• **Provided records**:
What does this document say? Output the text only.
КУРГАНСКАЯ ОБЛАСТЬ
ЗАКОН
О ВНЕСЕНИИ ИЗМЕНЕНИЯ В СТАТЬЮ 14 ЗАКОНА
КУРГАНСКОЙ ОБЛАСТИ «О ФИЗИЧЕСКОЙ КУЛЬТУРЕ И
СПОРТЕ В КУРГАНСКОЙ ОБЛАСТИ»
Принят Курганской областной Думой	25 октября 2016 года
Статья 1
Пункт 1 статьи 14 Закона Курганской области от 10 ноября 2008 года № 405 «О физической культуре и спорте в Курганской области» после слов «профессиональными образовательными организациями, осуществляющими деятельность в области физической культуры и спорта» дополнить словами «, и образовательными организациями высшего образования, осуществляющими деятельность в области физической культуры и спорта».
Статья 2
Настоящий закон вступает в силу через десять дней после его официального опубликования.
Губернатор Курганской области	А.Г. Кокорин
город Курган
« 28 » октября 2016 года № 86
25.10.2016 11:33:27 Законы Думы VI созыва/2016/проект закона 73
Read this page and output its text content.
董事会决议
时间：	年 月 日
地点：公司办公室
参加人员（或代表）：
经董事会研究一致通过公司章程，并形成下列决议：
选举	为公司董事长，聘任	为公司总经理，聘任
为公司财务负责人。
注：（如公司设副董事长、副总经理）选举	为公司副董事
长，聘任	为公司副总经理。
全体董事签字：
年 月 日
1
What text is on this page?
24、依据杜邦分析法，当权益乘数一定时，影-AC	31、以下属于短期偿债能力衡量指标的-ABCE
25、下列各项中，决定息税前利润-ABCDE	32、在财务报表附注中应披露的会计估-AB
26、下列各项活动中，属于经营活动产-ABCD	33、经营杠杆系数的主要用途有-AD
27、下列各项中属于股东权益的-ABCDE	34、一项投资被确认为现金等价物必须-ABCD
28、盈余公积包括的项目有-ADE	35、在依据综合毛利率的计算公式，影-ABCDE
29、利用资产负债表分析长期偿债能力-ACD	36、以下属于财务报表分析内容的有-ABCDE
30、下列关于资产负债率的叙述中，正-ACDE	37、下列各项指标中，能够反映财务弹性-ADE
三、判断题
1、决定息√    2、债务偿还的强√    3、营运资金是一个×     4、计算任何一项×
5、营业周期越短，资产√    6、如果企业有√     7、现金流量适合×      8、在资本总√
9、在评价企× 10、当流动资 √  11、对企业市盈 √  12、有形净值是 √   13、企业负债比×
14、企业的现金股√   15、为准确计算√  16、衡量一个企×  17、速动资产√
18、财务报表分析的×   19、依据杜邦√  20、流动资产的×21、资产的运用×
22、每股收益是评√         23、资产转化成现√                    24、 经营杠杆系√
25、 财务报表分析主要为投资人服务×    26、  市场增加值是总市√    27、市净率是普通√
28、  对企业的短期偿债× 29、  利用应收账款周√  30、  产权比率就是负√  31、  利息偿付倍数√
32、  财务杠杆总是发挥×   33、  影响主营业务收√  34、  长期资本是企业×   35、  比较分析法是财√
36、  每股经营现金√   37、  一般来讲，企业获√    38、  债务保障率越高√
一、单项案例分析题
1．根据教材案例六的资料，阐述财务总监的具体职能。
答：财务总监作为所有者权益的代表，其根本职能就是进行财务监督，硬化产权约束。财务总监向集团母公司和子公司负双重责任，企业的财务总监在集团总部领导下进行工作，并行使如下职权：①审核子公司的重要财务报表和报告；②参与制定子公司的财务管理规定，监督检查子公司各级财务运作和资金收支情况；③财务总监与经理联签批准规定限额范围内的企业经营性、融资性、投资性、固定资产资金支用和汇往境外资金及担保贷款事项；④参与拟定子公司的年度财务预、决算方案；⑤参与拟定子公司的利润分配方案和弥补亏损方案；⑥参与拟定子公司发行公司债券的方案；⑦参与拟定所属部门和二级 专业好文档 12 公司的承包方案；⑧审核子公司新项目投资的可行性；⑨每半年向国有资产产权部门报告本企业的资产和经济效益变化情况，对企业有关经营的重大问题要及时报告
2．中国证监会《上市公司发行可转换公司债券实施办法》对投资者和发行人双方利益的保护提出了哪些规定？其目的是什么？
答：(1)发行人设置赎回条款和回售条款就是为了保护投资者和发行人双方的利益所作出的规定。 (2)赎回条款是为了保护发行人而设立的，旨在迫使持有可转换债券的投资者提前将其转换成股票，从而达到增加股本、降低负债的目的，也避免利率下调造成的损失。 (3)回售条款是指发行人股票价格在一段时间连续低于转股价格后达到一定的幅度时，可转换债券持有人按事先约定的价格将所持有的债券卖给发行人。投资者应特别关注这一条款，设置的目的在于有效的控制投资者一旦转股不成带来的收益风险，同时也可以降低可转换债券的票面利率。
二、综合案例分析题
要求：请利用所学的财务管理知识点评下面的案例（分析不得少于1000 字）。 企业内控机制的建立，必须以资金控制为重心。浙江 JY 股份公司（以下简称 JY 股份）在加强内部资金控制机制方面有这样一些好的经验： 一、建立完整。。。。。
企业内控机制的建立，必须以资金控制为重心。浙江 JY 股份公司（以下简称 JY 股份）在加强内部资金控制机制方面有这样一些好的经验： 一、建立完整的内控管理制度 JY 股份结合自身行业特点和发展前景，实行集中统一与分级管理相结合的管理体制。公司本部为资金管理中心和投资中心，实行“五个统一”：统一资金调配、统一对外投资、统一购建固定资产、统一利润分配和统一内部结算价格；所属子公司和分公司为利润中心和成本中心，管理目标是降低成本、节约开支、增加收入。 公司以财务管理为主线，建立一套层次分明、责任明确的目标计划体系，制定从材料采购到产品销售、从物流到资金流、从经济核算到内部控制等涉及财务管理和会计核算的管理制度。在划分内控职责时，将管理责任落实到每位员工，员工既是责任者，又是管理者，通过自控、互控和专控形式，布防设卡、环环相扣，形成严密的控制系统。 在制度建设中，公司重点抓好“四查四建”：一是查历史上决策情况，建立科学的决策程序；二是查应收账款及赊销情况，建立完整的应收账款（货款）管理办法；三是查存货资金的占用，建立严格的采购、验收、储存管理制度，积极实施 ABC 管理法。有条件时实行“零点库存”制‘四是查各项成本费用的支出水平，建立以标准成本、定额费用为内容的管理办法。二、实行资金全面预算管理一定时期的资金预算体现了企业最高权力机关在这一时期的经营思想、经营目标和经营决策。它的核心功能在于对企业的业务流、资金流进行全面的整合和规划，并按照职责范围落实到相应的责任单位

• **What is needed**:
Reproduce each record exactly, leaving nothing out.

• **Task result**:
What does this document say? Output the text only.
КУРГАНСКАЯ ОБЛАСТЬ
ЗАКОН
О ВНЕСЕНИИ ИЗМЕНЕНИЯ В СТАТЬЮ 14 ЗАКОНА
КУРГАНСКОЙ ОБЛАСТИ «О ФИЗИЧЕСКОЙ КУЛЬТУРЕ И
СПОРТЕ В КУРГАНСКОЙ ОБЛАСТИ»
Принят Курганской областной Думой	25 октября 2016 года
Статья 1
Пункт 1 статьи 14 Закона Курганской области от 10 ноября 2008 года № 405 «О физической культуре и спорте в Курганской области» после слов «профессиональными образовательными организациями, осуществляющими деятельность в области физической культуры и спорта» дополнить словами «, и образовательными организациями высшего образования, осуществляющими деятельность в области физической культуры и спорта».
Статья 2
Настоящий закон вступает в силу через десять дней после его официального опубликования.
Губернатор Курганской области	А.Г. Кокорин
город Курган
« 28 » октября 2016 года № 86
25.10.2016 11:33:27 Законы Думы VI созыва/2016/проект закона 73
Read this page and output its text content.
董事会决议
时间：	年 月 日
地点：公司办公室
参加人员（或代表）：
经董事会研究一致通过公司章程，并形成下列决议：
选举	为公司董事长，聘任	为公司总经理，聘任
为公司财务负责人。
注：（如公司设副董事长、副总经理）选举	为公司副董事
长，聘任	为公司副总经理。
全体董事签字：
年 月 日
1
What text is on this page?
24、依据杜邦分析法，当权益乘数一定时，影-AC	31、以下属于短期偿债能力衡量指标的-ABCE
25、下列各项中，决定息税前利润-ABCDE	32、在财务报表附注中应披露的会计估-AB
26、下列各项活动中，属于经营活动产-ABCD	33、经营杠杆系数的主要用途有-AD
27、下列各项中属于股东权益的-ABCDE	34、一项投资被确认为现金等价物必须-ABCD
28、盈余公积包括的项目有-ADE	35、在依据综合毛利率的计算公式，影-ABCDE
29、利用资产负债表分析长期偿债能力-ACD	36、以下属于财务报表分析内容的有-ABCDE
30、下列关于资产负债率的叙述中，正-ACDE	37、下列各项指标中，能够反映财务弹性-ADE
三、判断题
1、决定息√    2、债务偿还的强√    3、营运资金是一个×     4、计算任何一项×
5、营业周期越短，资产√    6、如果企业有√     7、现金流量适合×      8、在资本总√
9、在评价企× 10、当流动资 √  11、对企业市盈 √  12、有形净值是 √   13、企业负债比×
14、企业的现金股√   15、为准确计算√  16、衡量一个企×  17、速动资产√
18、财务报表分析的×   19、依据杜邦√  20、流动资产的×21、资产的运用×
22、每股收益是评√         23、资产转化成现√                    24、 经营杠杆系√
25、 财务报表分析主要为投资人服务×    26、  市场增加值是总市√    27、市净率是普通√
28、  对企业的短期偿债× 29、  利用应收账款周√  30、  产权比率就是负√  31、  利息偿付倍数√
32、  财务杠杆总是发挥×   33、  影响主营业务收√  34、  长期资本是企业×   35、  比较分析法是财√
36、  每股经营现金√   37、  一般来讲，企业获√    38、  债务保障率越高√
一、单项案例分析题
1．根据教材案例六的资料，阐述财务总监的具体职能。
答：财务总监作为所有者权益的代表，其根本职能就是进行财务监督，硬化产权约束。财务总监向集团母公司和子公司负双重责任，企业的财务总监在集团总部领导下进行工作，并行使如下职权：①审核子公司的重要财务报表和报告；②参与制定子公司的财务管理规定，监督检查子公司各级财务运作和资金收支情况；③财务总监与经理联签批准规定限额范围内的企业经营性、融资性、投资性、固定资产资金支用和汇往境外资金及担保贷款事项；④参与拟定子公司的年度财务预、决算方案；⑤参与拟定子公司的利润分配方案和弥补亏损方案；⑥参与拟定子公司发行公司债券的方案；⑦参与拟定所属部门和二级 专业好文档 12 公司的承包方案；⑧审核子公司新项目投资的可行性；⑨每半年向国有资产产权部门报告本企业的资产和经济效益变化情况，对企业有关经营的重大问题要及时报告
2．中国证监会《上市公司发行可转换公司债券实施办法》对投资者和发行人双方利益的保护提出了哪些规定？其目的是什么？
答：(1)发行人设置赎回条款和回售条款就是为了保护投资者和发行人双方的利益所作出的规定。 (2)赎回条款是为了保护发行人而设立的，旨在迫使持有可转换债券的投资者提前将其转换成股票，从而达到增加股本、降低负债的目的，也避免利率下调造成的损失。 (3)回售条款是指发行人股票价格在一段时间连续低于转股价格后达到一定的幅度时，可转换债券持有人按事先约定的价格将所持有的债券卖给发行人。投资者应特别关注这一条款，设置的目的在于有效的控制投资者一旦转股不成带来的收益风险，同时也可以降低可转换债券的票面利率。
二、综合案例分析题
要求：请利用所学的财务管理知识点评下面的案例（分析不得少于1000 字）。 企业内控机制的建立，必须以资金控制为重心。浙江 JY 股份公司（以下简称 JY 股份）在加强内部资金控制机制方面有这样一些好的经验： 一、建立完整。。。。。
企业内控机制的建立，必须以资金控制为重心。浙江 JY 股份公司（以下简称 JY 股份）在加强内部资金控制机制方面有这样一些好的经验： 一、建立完整的内控管理制度 JY 股份结合自身行业特点和发展前景，实行集中统一与分级管理相结合的管理体制。公司本部为资金管理中心和投资中心，实行“五个统一”：统一资金调配、统一对外投资、统一购建固定资产、统一利润分配和统一内部结算价格；所属子公司和分公司为利润中心和成本中心，管理目标是降低成本、节约开支、增加收入。 公司以财务管理为主线，建立一套层次分明、责任明确的目标计划体系，制定从材料采购到产品销售、从物流到资金流、从经济核算到内部控制等涉及财务管理和会计核算的管理制度。在划分内控职责时，将管理责任落实到每位员工，员工既是责任者，又是管理者，通过自控、互控和专控形式，布防设卡、环环相扣，形成严密的控制系统。 在制度建设中，公司重点抓好“四查四建”：一是查历史上决策情况，建立科学的决策程序；二是查应收账款及赊销情况，建立完整的应收账款（货款）管理办法；三是查存货资金的占用，建立严格的采购、验收、储存管理制度，积极实施 ABC 管理法。有条件时实行“零点库存”制‘四是查各项成本费用的支出水平，建立以标准成本、定额费用为内容的管理办法。二、实行资金全面预算管理一定时期的资金预算体现了企业最高权力机关在这一时期的经营思想、经营目标和经营决策。它的核心功能在于对企业的业务流、资金流进行全面的整合和规划，并按照职责范围落实到相应的责任单位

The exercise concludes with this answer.